GOAL
Nothing in the records may be left out or altered; reproduce them all exactly.

##############################

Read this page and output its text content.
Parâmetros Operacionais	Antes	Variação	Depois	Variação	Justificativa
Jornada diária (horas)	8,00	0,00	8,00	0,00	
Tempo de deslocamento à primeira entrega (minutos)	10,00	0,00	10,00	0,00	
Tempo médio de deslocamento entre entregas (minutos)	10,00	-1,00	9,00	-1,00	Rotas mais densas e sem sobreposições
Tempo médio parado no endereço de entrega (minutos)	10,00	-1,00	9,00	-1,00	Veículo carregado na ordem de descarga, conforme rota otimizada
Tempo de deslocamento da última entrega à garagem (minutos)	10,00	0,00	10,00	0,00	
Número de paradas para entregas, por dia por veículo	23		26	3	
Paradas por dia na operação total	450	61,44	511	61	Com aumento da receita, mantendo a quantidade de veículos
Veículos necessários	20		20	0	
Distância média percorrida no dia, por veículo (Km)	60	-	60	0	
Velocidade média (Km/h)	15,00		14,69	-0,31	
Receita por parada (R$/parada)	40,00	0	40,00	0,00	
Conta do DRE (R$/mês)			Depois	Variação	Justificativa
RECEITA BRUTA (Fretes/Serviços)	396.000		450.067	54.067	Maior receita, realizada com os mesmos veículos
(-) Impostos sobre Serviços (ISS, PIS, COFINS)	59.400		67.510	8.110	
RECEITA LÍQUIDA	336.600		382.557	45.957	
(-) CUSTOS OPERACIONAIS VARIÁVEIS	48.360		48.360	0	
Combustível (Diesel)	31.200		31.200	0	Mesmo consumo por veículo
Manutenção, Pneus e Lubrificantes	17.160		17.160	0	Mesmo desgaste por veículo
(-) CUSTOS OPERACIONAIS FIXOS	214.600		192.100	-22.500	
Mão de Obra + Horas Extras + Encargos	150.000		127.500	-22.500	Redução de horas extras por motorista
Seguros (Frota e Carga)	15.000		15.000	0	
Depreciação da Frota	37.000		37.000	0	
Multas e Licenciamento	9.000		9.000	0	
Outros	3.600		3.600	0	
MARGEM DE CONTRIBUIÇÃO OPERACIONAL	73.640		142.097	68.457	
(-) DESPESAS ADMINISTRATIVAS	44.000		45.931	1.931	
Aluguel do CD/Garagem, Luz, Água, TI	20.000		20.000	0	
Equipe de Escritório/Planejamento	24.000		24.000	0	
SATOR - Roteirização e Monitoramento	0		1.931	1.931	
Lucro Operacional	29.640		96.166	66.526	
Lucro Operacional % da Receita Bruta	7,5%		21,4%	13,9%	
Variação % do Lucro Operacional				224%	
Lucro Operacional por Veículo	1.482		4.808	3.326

##############################

TASK RESPONSE
Read this page and output its text content.
Parâmetros Operacionais	Antes	Variação	Depois	Variação	Justificativa
Jornada diária (horas)	8,00	0,00	8,00	0,00	
Tempo de deslocamento à primeira entrega (minutos)	10,00	0,00	10,00	0,00	
Tempo médio de deslocamento entre entregas (minutos)	10,00	-1,00	9,00	-1,00	Rotas mais densas e sem sobreposições
Tempo médio parado no endereço de entrega (minutos)	10,00	-1,00	9,00	-1,00	Veículo carregado na ordem de descarga, conforme rota otimizada
Tempo de deslocamento da última entrega à garagem (minutos)	10,00	0,00	10,00	0,00	
Número de paradas para entregas, por dia por veículo	23		26	3	
Paradas por dia na operação total	450	61,44	511	61	Com aumento da receita, mantendo a quantidade de veículos
Veículos necessários	20		20	0	
Distância média percorrida no dia, por veículo (Km)	60	-	60	0	
Velocidade média (Km/h)	15,00		14,69	-0,31	
Receita por parada (R$/parada)	40,00	0	40,00	0,00	
Conta do DRE (R$/mês)			Depois	Variação	Justificativa
RECEITA BRUTA (Fretes/Serviços)	396.000		450.067	54.067	Maior receita, realizada com os mesmos veículos
(-) Impostos sobre Serviços (ISS, PIS, COFINS)	59.400		67.510	8.110	
RECEITA LÍQUIDA	336.600		382.557	45.957	
(-) CUSTOS OPERACIONAIS VARIÁVEIS	48.360		48.360	0	
Combustível (Diesel)	31.200		31.200	0	Mesmo consumo por veículo
Manutenção, Pneus e Lubrificantes	17.160		17.160	0	Mesmo desgaste por veículo
(-) CUSTOS OPERACIONAIS FIXOS	214.600		192.100	-22.500	
Mão de Obra + Horas Extras + Encargos	150.000		127.500	-22.500	Redução de horas extras por motorista
Seguros (Frota e Carga)	15.000		15.000	0	
Depreciação da Frota	37.000		37.000	0	
Multas e Licenciamento	9.000		9.000	0	
Outros	3.600		3.600	0	
MARGEM DE CONTRIBUIÇÃO OPERACIONAL	73.640		142.097	68.457	
(-) DESPESAS ADMINISTRATIVAS	44.000		45.931	1.931	
Aluguel do CD/Garagem, Luz, Água, TI	20.000		20.000	0	
Equipe de Escritório/Planejamento	24.000		24.000	0	
SATOR - Roteirização e Monitoramento	0		1.931	1.931	
Lucro Operacional	29.640		96.166	66.526	
Lucro Operacional % da Receita Bruta	7,5%		21,4%	13,9%	
Variação % do Lucro Operacional				224%	
Lucro Operacional por Veículo	1.482		4.808	3.326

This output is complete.